> _OBJECTIVE_: Skip the images. Copy the records exactly as written.

> _TASK INPUTS_:
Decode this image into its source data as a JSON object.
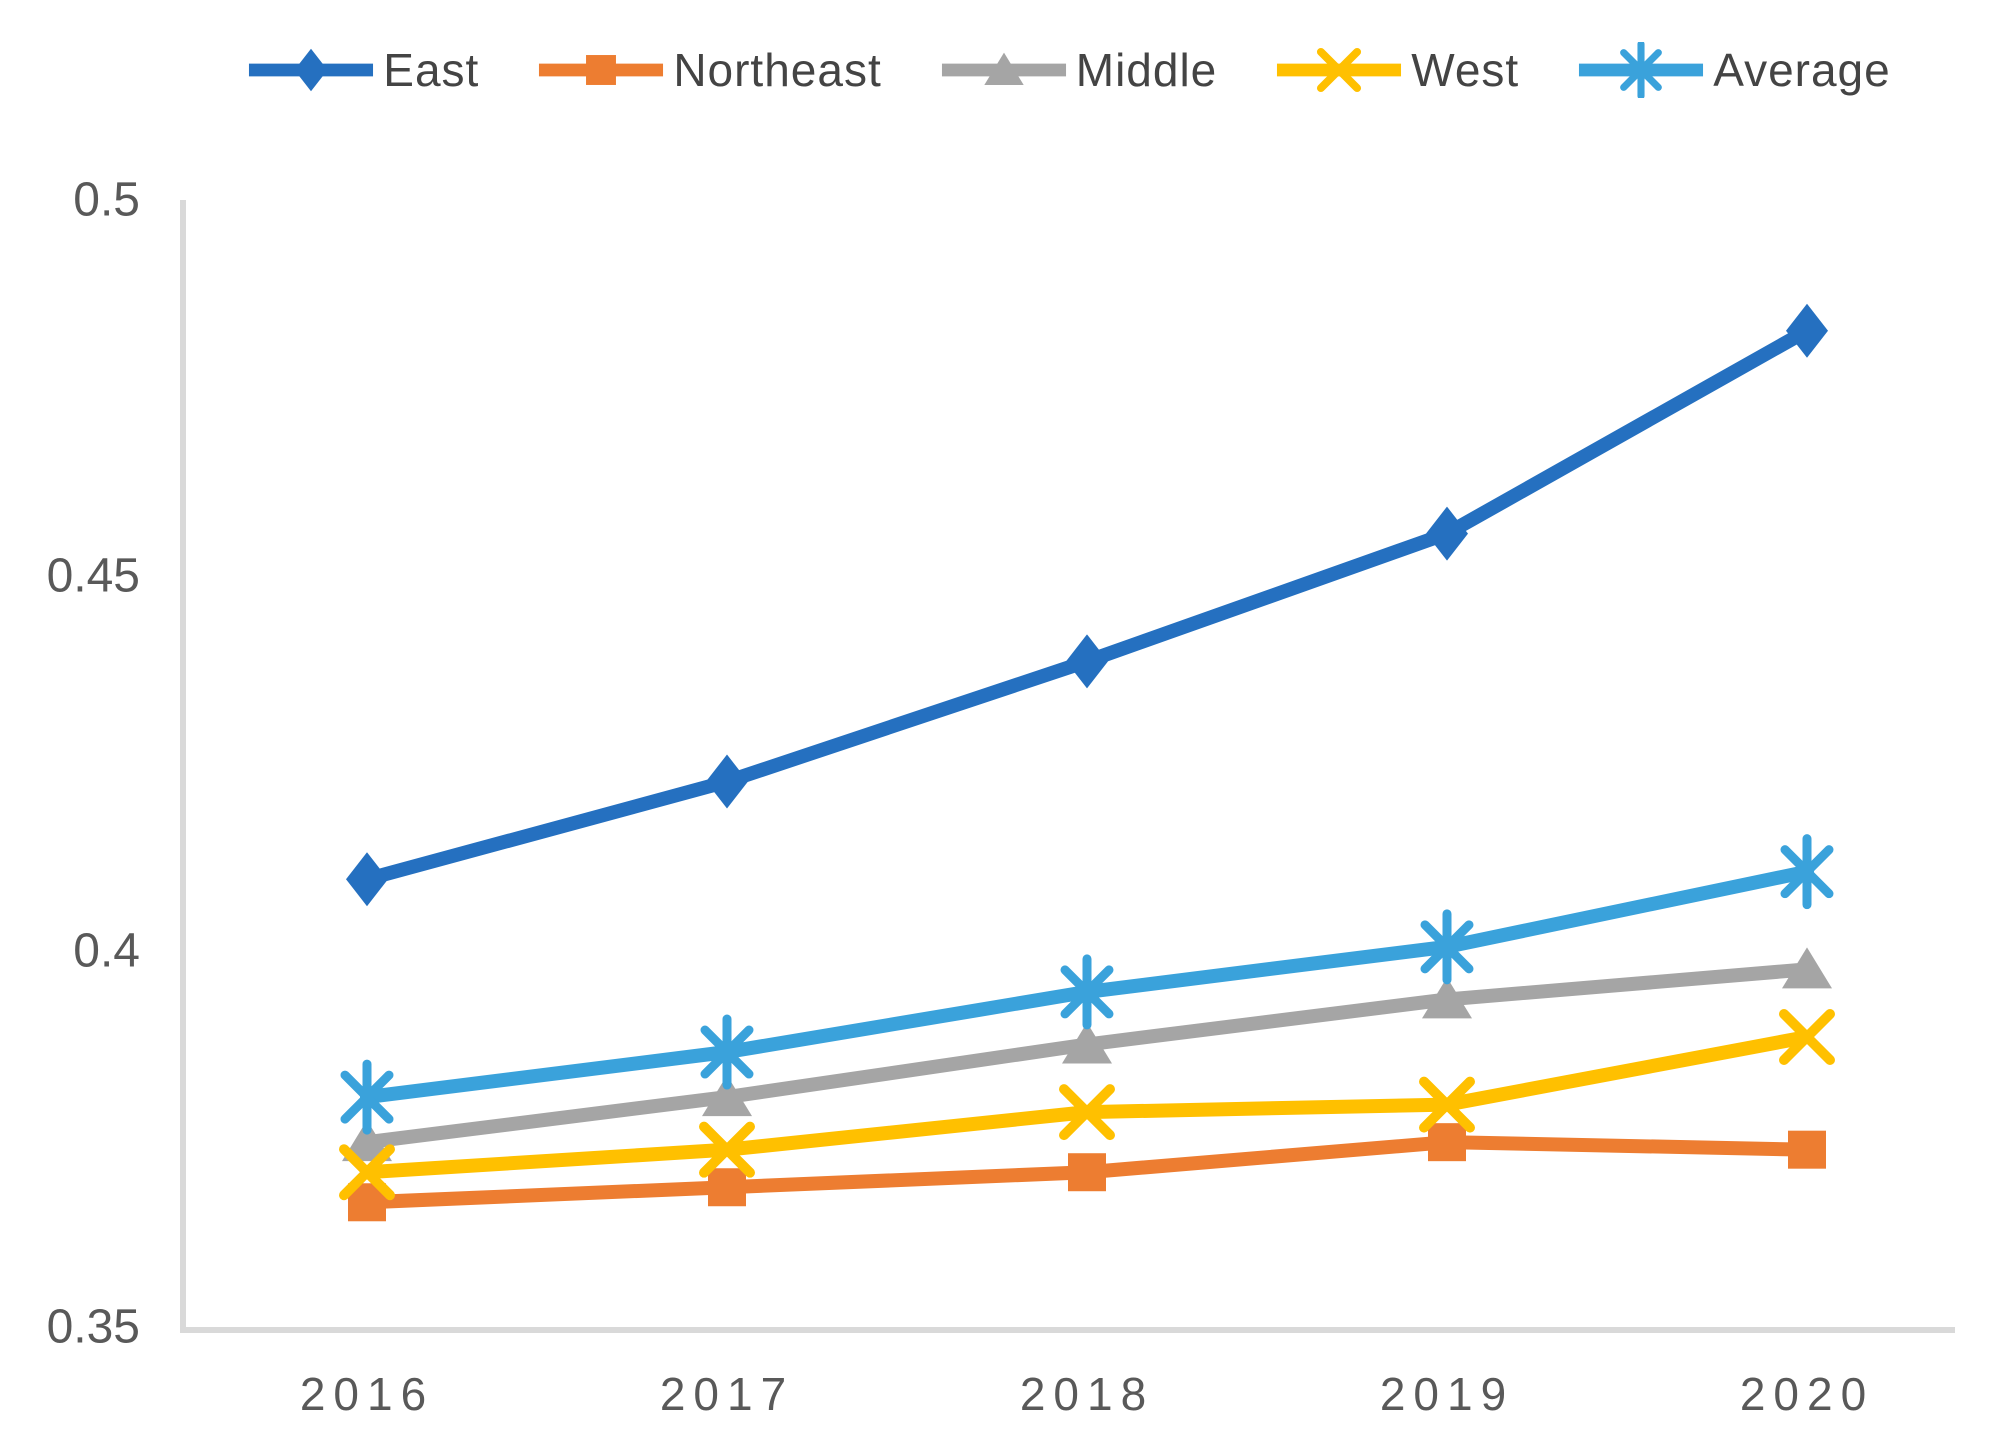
{
  "chart_data": {
    "type": "line",
    "title": "",
    "xlabel": "",
    "ylabel": "",
    "categories": [
      "2016",
      "2017",
      "2018",
      "2019",
      "2020"
    ],
    "series": [
      {
        "name": "East",
        "color": "#2570C0",
        "marker": "diamond",
        "values": [
          0.41,
          0.423,
          0.439,
          0.456,
          0.483
        ]
      },
      {
        "name": "Northeast",
        "color": "#ED7D31",
        "marker": "square",
        "values": [
          0.367,
          0.369,
          0.371,
          0.375,
          0.374
        ]
      },
      {
        "name": "Middle",
        "color": "#A5A5A5",
        "marker": "triangle",
        "values": [
          0.375,
          0.381,
          0.388,
          0.394,
          0.398
        ]
      },
      {
        "name": "West",
        "color": "#FFC000",
        "marker": "x",
        "values": [
          0.371,
          0.374,
          0.379,
          0.38,
          0.389
        ]
      },
      {
        "name": "Average",
        "color": "#3AA2DB",
        "marker": "asterisk",
        "values": [
          0.381,
          0.387,
          0.395,
          0.401,
          0.411
        ]
      }
    ],
    "y_ticks": [
      0.5,
      0.45,
      0.4,
      0.35
    ],
    "y_tick_labels": [
      "0.5",
      "0.45",
      "0.4",
      "0.35"
    ],
    "ylim": [
      0.35,
      0.5
    ],
    "grid": false,
    "legend_position": "top",
    "axis_color": "#D9D9D9",
    "tick_color": "#595959"
  }
}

> _EXPECTED ANSWER_:
Decode this image into its source data as a JSON object.
{
  "chart_data": {
    "type": "line",
    "title": "",
    "xlabel": "",
    "ylabel": "",
    "categories": [
      "2016",
      "2017",
      "2018",
      "2019",
      "2020"
    ],
    "series": [
      {
        "name": "East",
        "color": "#2570C0",
        "marker": "diamond",
        "values": [
          0.41,
          0.423,
          0.439,
          0.456,
          0.483
        ]
      },
      {
        "name": "Northeast",
        "color": "#ED7D31",
        "marker": "square",
        "values": [
          0.367,
          0.369,
          0.371,
          0.375,
          0.374
        ]
      },
      {
        "name": "Middle",
        "color": "#A5A5A5",
        "marker": "triangle",
        "values": [
          0.375,
          0.381,
          0.388,
          0.394,
          0.398
        ]
      },
      {
        "name": "West",
        "color": "#FFC000",
        "marker": "x",
        "values": [
          0.371,
          0.374,
          0.379,
          0.38,
          0.389
        ]
      },
      {
        "name": "Average",
        "color": "#3AA2DB",
        "marker": "asterisk",
        "values": [
          0.381,
          0.387,
          0.395,
          0.401,
          0.411
        ]
      }
    ],
    "y_ticks": [
      0.5,
      0.45,
      0.4,
      0.35
    ],
    "y_tick_labels": [
      "0.5",
      "0.45",
      "0.4",
      "0.35"
    ],
    "ylim": [
      0.35,
      0.5
    ],
    "grid": false,
    "legend_position": "top",
    "axis_color": "#D9D9D9",
    "tick_color": "#595959"
  }
}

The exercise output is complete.